Record extracts:
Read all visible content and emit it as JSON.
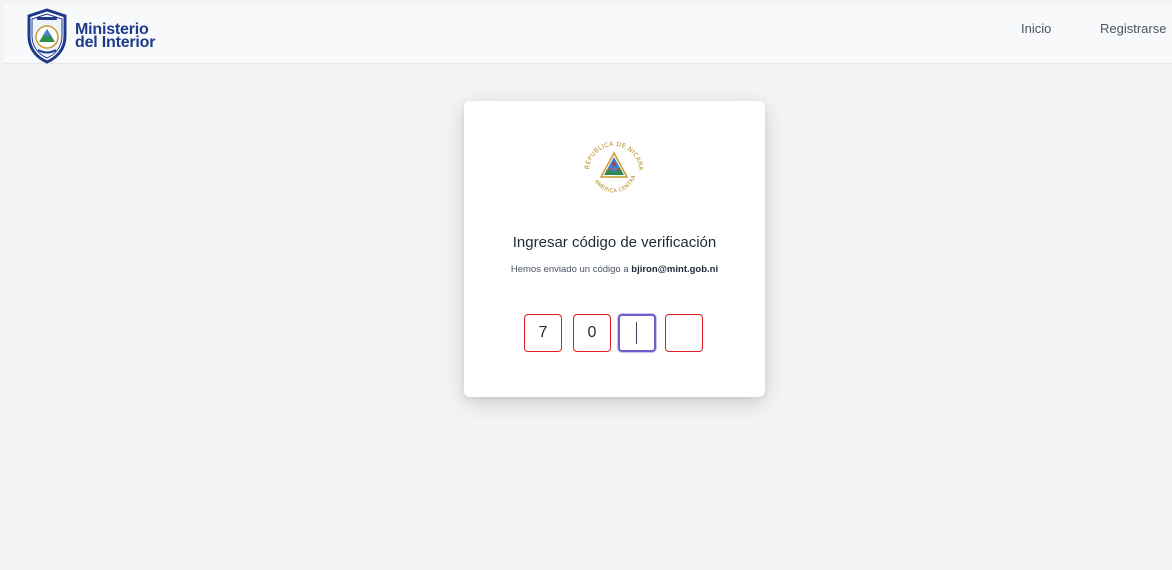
{
  "header": {
    "brand_line1": "Ministerio",
    "brand_line2": "del Interior",
    "shield_text": "MINISTERIO DEL INTERIOR",
    "nav": [
      {
        "label": "Inicio"
      },
      {
        "label": "Registrarse"
      }
    ]
  },
  "card": {
    "seal_text_top": "REPUBLICA DE NICARAGUA",
    "seal_text_bottom": "AMERICA CENTRAL",
    "title": "Ingresar código de verificación",
    "subtitle_prefix": "Hemos enviado un código a ",
    "email": "bjiron@mint.gob.ni",
    "code_digits": [
      "7",
      "0",
      "",
      ""
    ]
  },
  "colors": {
    "brand": "#1e3a8a",
    "input_border": "#e11d24",
    "focus_border": "#6d5fc7",
    "background": "#f3f4f6"
  }
}
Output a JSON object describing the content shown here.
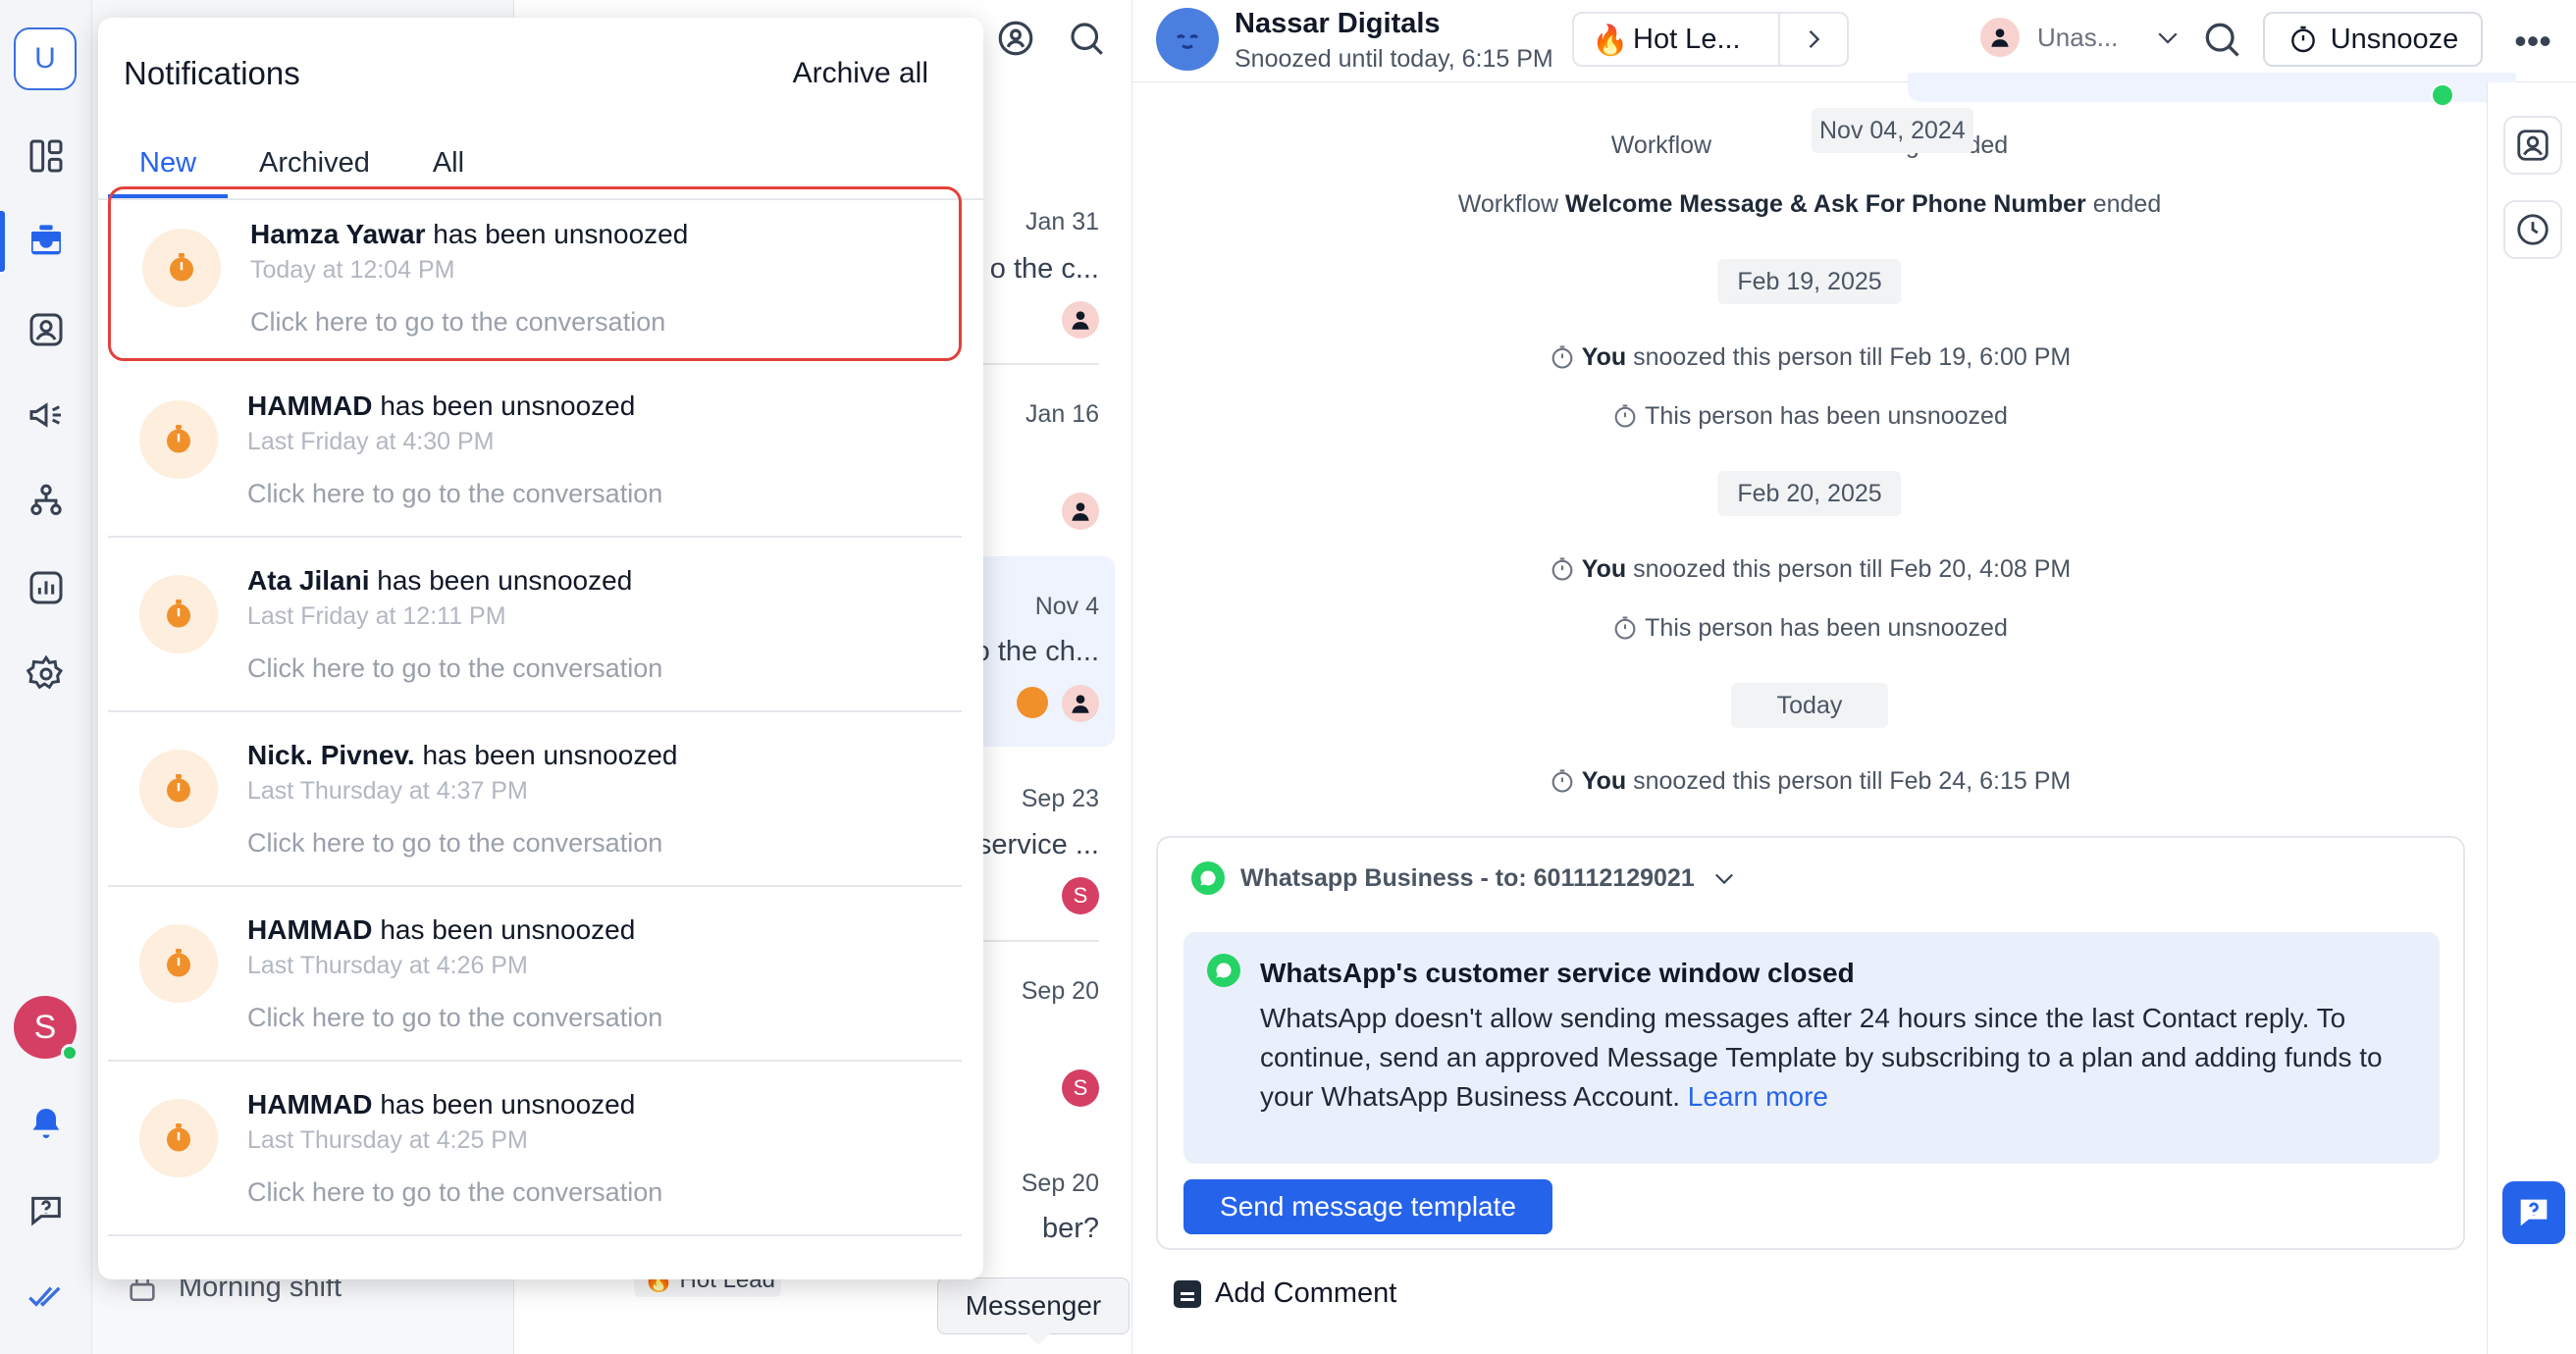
{
  "rail": {
    "logo_letter": "U",
    "avatar_letter": "S"
  },
  "inbox_sidebar": {
    "visible_item": "Morning shift"
  },
  "notifications": {
    "title": "Notifications",
    "archive_all": "Archive all",
    "tabs": [
      {
        "label": "New",
        "active": true
      },
      {
        "label": "Archived",
        "active": false
      },
      {
        "label": "All",
        "active": false
      }
    ],
    "hint": "Click here to go to the conversation",
    "action_suffix": "has been unsnoozed",
    "items": [
      {
        "name": "Hamza Yawar",
        "time": "Today at 12:04 PM"
      },
      {
        "name": "HAMMAD",
        "time": "Last Friday at 4:30 PM"
      },
      {
        "name": "Ata Jilani",
        "time": "Last Friday at 12:11 PM"
      },
      {
        "name": "Nick. Pivnev.",
        "time": "Last Thursday at 4:37 PM"
      },
      {
        "name": "HAMMAD",
        "time": "Last Thursday at 4:26 PM"
      },
      {
        "name": "HAMMAD",
        "time": "Last Thursday at 4:25 PM"
      }
    ]
  },
  "conversation_list": {
    "rows": [
      {
        "date": "Jan 31",
        "snippet": "o the c..."
      },
      {
        "date": "Jan 16",
        "snippet": ""
      },
      {
        "date": "Nov 4",
        "snippet": "o the ch..."
      },
      {
        "date": "Sep 23",
        "snippet": "service ..."
      },
      {
        "date": "Sep 20",
        "snippet": ""
      },
      {
        "date": "Sep 20",
        "snippet": "ber?"
      }
    ],
    "hot_tag": "🔥 Hot Lead",
    "tooltip": "Messenger"
  },
  "header": {
    "name": "Nassar Digitals",
    "status": "Snoozed until today, 6:15 PM",
    "tag": "Hot Le...",
    "tag_emoji": "🔥",
    "assignee": "Unas...",
    "unsnooze": "Unsnooze",
    "more": "•••"
  },
  "timeline": {
    "partial_event_left": "Workflow",
    "partial_event_right": "age ended",
    "floating_date": "Nov 04, 2024",
    "workflow_prefix": "Workflow",
    "workflow_name": "Welcome Message & Ask For Phone Number",
    "workflow_suffix": "ended",
    "date1": "Feb 19, 2025",
    "you": "You",
    "snooze1": "snoozed this person till Feb 19, 6:00 PM",
    "unsnoozed": "This person has been unsnoozed",
    "date2": "Feb 20, 2025",
    "snooze2": "snoozed this person till Feb 20, 4:08 PM",
    "date3": "Today",
    "snooze3": "snoozed this person till Feb 24, 6:15 PM"
  },
  "composer": {
    "channel": "Whatsapp Business - to: 601112129021",
    "notice_title": "WhatsApp's customer service window closed",
    "notice_body": "WhatsApp doesn't allow sending messages after 24 hours since the last Contact reply. To continue, send an approved Message Template by subscribing to a plan and adding funds to your WhatsApp Business Account.",
    "learn_more": "Learn more",
    "send_button": "Send message template"
  },
  "add_comment": "Add Comment",
  "colors": {
    "accent": "#2563eb",
    "snooze_orange": "#f0902b",
    "whatsapp_green": "#25d366",
    "selected_border": "#e2413a"
  }
}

Stated goal:
Reproduce every record word for word. The copy must contain no pictures.

Exercise result:
Read all visible content and emit it as JSON.
{
  "header": {
    "brand_line1": "Ministerio",
    "brand_line2": "del Interior",
    "shield_text": "MINISTERIO DEL INTERIOR",
    "nav": [
      {
        "label": "Inicio"
      },
      {
        "label": "Registrarse"
      }
    ]
  },
  "card": {
    "seal_text_top": "REPUBLICA DE NICARAGUA",
    "seal_text_bottom": "AMERICA CENTRAL",
    "title": "Ingresar código de verificación",
    "subtitle_prefix": "Hemos enviado un código a ",
    "email": "bjiron@mint.gob.ni",
    "code_digits": [
      "7",
      "0",
      "",
      ""
    ]
  },
  "colors": {
    "brand": "#1e3a8a",
    "input_border": "#e11d24",
    "focus_border": "#6d5fc7",
    "background": "#f3f4f6"
  }
}
Output a JSON object describing the content shown here.
{
  "rail": {
    "logo_letter": "U",
    "avatar_letter": "S"
  },
  "inbox_sidebar": {
    "visible_item": "Morning shift"
  },
  "notifications": {
    "title": "Notifications",
    "archive_all": "Archive all",
    "tabs": [
      {
        "label": "New",
        "active": true
      },
      {
        "label": "Archived",
        "active": false
      },
      {
        "label": "All",
        "active": false
      }
    ],
    "hint": "Click here to go to the conversation",
    "action_suffix": "has been unsnoozed",
    "items": [
      {
        "name": "Hamza Yawar",
        "time": "Today at 12:04 PM"
      },
      {
        "name": "HAMMAD",
        "time": "Last Friday at 4:30 PM"
      },
      {
        "name": "Ata Jilani",
        "time": "Last Friday at 12:11 PM"
      },
      {
        "name": "Nick. Pivnev.",
        "time": "Last Thursday at 4:37 PM"
      },
      {
        "name": "HAMMAD",
        "time": "Last Thursday at 4:26 PM"
      },
      {
        "name": "HAMMAD",
        "time": "Last Thursday at 4:25 PM"
      }
    ]
  },
  "conversation_list": {
    "rows": [
      {
        "date": "Jan 31",
        "snippet": "o the c..."
      },
      {
        "date": "Jan 16",
        "snippet": ""
      },
      {
        "date": "Nov 4",
        "snippet": "o the ch..."
      },
      {
        "date": "Sep 23",
        "snippet": "service ..."
      },
      {
        "date": "Sep 20",
        "snippet": ""
      },
      {
        "date": "Sep 20",
        "snippet": "ber?"
      }
    ],
    "hot_tag": "🔥 Hot Lead",
    "tooltip": "Messenger"
  },
  "header": {
    "name": "Nassar Digitals",
    "status": "Snoozed until today, 6:15 PM",
    "tag": "Hot Le...",
    "tag_emoji": "🔥",
    "assignee": "Unas...",
    "unsnooze": "Unsnooze",
    "more": "•••"
  },
  "timeline": {
    "partial_event_left": "Workflow",
    "partial_event_right": "age ended",
    "floating_date": "Nov 04, 2024",
    "workflow_prefix": "Workflow",
    "workflow_name": "Welcome Message & Ask For Phone Number",
    "workflow_suffix": "ended",
    "date1": "Feb 19, 2025",
    "you": "You",
    "snooze1": "snoozed this person till Feb 19, 6:00 PM",
    "unsnoozed": "This person has been unsnoozed",
    "date2": "Feb 20, 2025",
    "snooze2": "snoozed this person till Feb 20, 4:08 PM",
    "date3": "Today",
    "snooze3": "snoozed this person till Feb 24, 6:15 PM"
  },
  "composer": {
    "channel": "Whatsapp Business - to: 601112129021",
    "notice_title": "WhatsApp's customer service window closed",
    "notice_body": "WhatsApp doesn't allow sending messages after 24 hours since the last Contact reply. To continue, send an approved Message Template by subscribing to a plan and adding funds to your WhatsApp Business Account.",
    "learn_more": "Learn more",
    "send_button": "Send message template"
  },
  "add_comment": "Add Comment",
  "colors": {
    "accent": "#2563eb",
    "snooze_orange": "#f0902b",
    "whatsapp_green": "#25d366",
    "selected_border": "#e2413a"
  }
}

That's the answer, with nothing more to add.